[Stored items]
-------------------------
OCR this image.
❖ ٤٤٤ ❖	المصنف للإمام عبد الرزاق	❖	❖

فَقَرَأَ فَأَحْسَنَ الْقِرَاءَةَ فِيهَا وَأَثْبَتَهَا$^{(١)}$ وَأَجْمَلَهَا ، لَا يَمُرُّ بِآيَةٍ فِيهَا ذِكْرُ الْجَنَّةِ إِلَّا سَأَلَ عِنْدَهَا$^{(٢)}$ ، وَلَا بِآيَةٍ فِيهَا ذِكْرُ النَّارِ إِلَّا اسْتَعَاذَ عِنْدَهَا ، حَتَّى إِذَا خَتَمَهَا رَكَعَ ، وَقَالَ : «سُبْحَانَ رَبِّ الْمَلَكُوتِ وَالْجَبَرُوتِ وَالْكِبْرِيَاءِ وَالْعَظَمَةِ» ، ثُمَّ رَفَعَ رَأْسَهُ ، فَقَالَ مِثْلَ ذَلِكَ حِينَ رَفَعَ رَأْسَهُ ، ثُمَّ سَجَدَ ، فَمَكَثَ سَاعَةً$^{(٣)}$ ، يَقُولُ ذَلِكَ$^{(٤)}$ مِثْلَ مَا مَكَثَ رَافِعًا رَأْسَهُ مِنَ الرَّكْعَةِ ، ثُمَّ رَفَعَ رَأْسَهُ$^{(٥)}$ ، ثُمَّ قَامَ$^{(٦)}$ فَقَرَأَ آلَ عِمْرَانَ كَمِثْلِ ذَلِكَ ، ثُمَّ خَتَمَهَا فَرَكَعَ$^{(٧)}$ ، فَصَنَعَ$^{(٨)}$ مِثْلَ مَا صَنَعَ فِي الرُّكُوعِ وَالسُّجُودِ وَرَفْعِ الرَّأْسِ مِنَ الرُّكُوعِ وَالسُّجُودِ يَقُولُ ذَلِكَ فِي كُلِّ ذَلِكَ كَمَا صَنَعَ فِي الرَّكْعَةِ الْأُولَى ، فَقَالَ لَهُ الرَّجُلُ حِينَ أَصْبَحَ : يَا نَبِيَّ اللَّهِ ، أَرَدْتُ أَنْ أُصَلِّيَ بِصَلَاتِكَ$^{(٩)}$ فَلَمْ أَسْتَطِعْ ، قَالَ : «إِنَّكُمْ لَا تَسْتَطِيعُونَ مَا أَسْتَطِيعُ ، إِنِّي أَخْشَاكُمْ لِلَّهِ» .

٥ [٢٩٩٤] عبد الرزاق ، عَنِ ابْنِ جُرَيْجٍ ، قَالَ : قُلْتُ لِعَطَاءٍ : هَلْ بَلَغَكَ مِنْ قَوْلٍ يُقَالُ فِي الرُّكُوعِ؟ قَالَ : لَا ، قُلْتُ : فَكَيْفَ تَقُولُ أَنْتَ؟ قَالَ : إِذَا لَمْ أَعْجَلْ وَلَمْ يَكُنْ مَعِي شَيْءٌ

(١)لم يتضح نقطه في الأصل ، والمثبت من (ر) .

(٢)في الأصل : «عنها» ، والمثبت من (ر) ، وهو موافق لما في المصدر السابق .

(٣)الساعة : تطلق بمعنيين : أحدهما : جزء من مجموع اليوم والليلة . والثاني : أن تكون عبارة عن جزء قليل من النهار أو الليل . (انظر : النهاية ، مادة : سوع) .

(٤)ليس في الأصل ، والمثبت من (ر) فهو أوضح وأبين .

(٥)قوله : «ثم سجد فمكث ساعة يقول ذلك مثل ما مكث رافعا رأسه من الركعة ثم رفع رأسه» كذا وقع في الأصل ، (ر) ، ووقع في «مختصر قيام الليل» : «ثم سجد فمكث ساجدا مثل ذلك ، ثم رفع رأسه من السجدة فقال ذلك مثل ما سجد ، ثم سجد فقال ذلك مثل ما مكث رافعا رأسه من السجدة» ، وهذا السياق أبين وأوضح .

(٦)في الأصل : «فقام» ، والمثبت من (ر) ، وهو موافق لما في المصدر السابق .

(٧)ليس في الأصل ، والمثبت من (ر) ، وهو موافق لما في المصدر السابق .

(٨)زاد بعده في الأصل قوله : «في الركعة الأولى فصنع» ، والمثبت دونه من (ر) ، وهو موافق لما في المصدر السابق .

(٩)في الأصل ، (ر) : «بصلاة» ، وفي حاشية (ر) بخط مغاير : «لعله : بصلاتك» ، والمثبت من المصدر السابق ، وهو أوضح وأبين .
-------------------------
Write out every line of the preceding listing that contains "الليل".

#### [OUTPUT BELOW]
(٣)الساعة : تطلق بمعنيين : أحدهما : جزء من مجموع اليوم والليلة . والثاني : أن تكون عبارة عن جزء قليل من النهار أو الليل . (انظر : النهاية ، مادة : سوع) .
(٥)قوله : «ثم سجد فمكث ساعة يقول ذلك مثل ما مكث رافعا رأسه من الركعة ثم رفع رأسه» كذا وقع في الأصل ، (ر) ، ووقع في «مختصر قيام الليل» : «ثم سجد فمكث ساجدا مثل ذلك ، ثم رفع رأسه من السجدة فقال ذلك مثل ما سجد ، ثم سجد فقال ذلك مثل ما مكث رافعا رأسه من السجدة» ، وهذا السياق أبين وأوضح .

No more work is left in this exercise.